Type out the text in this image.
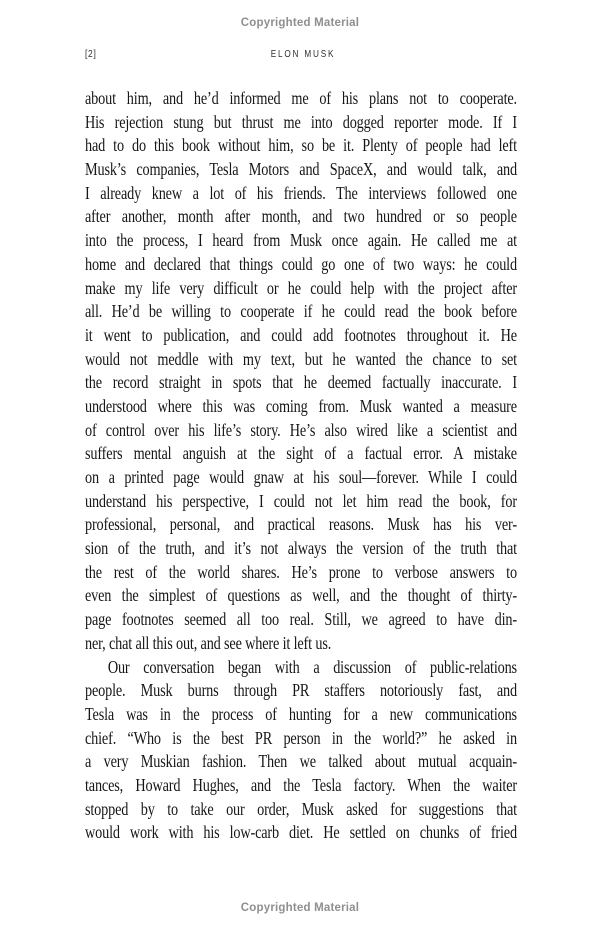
Copyrighted Material
[2]	ELON MUSK
about him, and he’d informed me of his plans not to cooperate.
His rejection stung but thrust me into dogged reporter mode. If I
had to do this book without him, so be it. Plenty of people had left
Musk’s companies, Tesla Motors and SpaceX, and would talk, and
I already knew a lot of his friends. The interviews followed one
after another, month after month, and two hundred or so people
into the process, I heard from Musk once again. He called me at
home and declared that things could go one of two ways: he could
make my life very difficult or he could help with the project after
all. He’d be willing to cooperate if he could read the book before
it went to publication, and could add footnotes throughout it. He
would not meddle with my text, but he wanted the chance to set
the record straight in spots that he deemed factually inaccurate. I
understood where this was coming from. Musk wanted a measure
of control over his life’s story. He’s also wired like a scientist and
suffers mental anguish at the sight of a factual error. A mistake
on a printed page would gnaw at his soul—forever. While I could
understand his perspective, I could not let him read the book, for
professional, personal, and practical reasons. Musk has his ver-
sion of the truth, and it’s not always the version of the truth that
the rest of the world shares. He’s prone to verbose answers to
even the simplest of questions as well, and the thought of thirty-
page footnotes seemed all too real. Still, we agreed to have din-
ner, chat all this out, and see where it left us.
Our conversation began with a discussion of public-relations
people. Musk burns through PR staffers notoriously fast, and
Tesla was in the process of hunting for a new communications
chief. “Who is the best PR person in the world?” he asked in
a very Muskian fashion. Then we talked about mutual acquain-
tances, Howard Hughes, and the Tesla factory. When the waiter
stopped by to take our order, Musk asked for suggestions that
would work with his low-carb diet. He settled on chunks of fried
Copyrighted Material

Stated exercise ▸
Every entry should be returned exactly as written, minus the pictures.

Reply ▸
Type out the text in this image.
Copyrighted Material
[2]	ELON MUSK
about him, and he’d informed me of his plans not to cooperate.
His rejection stung but thrust me into dogged reporter mode. If I
had to do this book without him, so be it. Plenty of people had left
Musk’s companies, Tesla Motors and SpaceX, and would talk, and
I already knew a lot of his friends. The interviews followed one
after another, month after month, and two hundred or so people
into the process, I heard from Musk once again. He called me at
home and declared that things could go one of two ways: he could
make my life very difficult or he could help with the project after
all. He’d be willing to cooperate if he could read the book before
it went to publication, and could add footnotes throughout it. He
would not meddle with my text, but he wanted the chance to set
the record straight in spots that he deemed factually inaccurate. I
understood where this was coming from. Musk wanted a measure
of control over his life’s story. He’s also wired like a scientist and
suffers mental anguish at the sight of a factual error. A mistake
on a printed page would gnaw at his soul—forever. While I could
understand his perspective, I could not let him read the book, for
professional, personal, and practical reasons. Musk has his ver-
sion of the truth, and it’s not always the version of the truth that
the rest of the world shares. He’s prone to verbose answers to
even the simplest of questions as well, and the thought of thirty-
page footnotes seemed all too real. Still, we agreed to have din-
ner, chat all this out, and see where it left us.
Our conversation began with a discussion of public-relations
people. Musk burns through PR staffers notoriously fast, and
Tesla was in the process of hunting for a new communications
chief. “Who is the best PR person in the world?” he asked in
a very Muskian fashion. Then we talked about mutual acquain-
tances, Howard Hughes, and the Tesla factory. When the waiter
stopped by to take our order, Musk asked for suggestions that
would work with his low-carb diet. He settled on chunks of fried
Copyrighted Material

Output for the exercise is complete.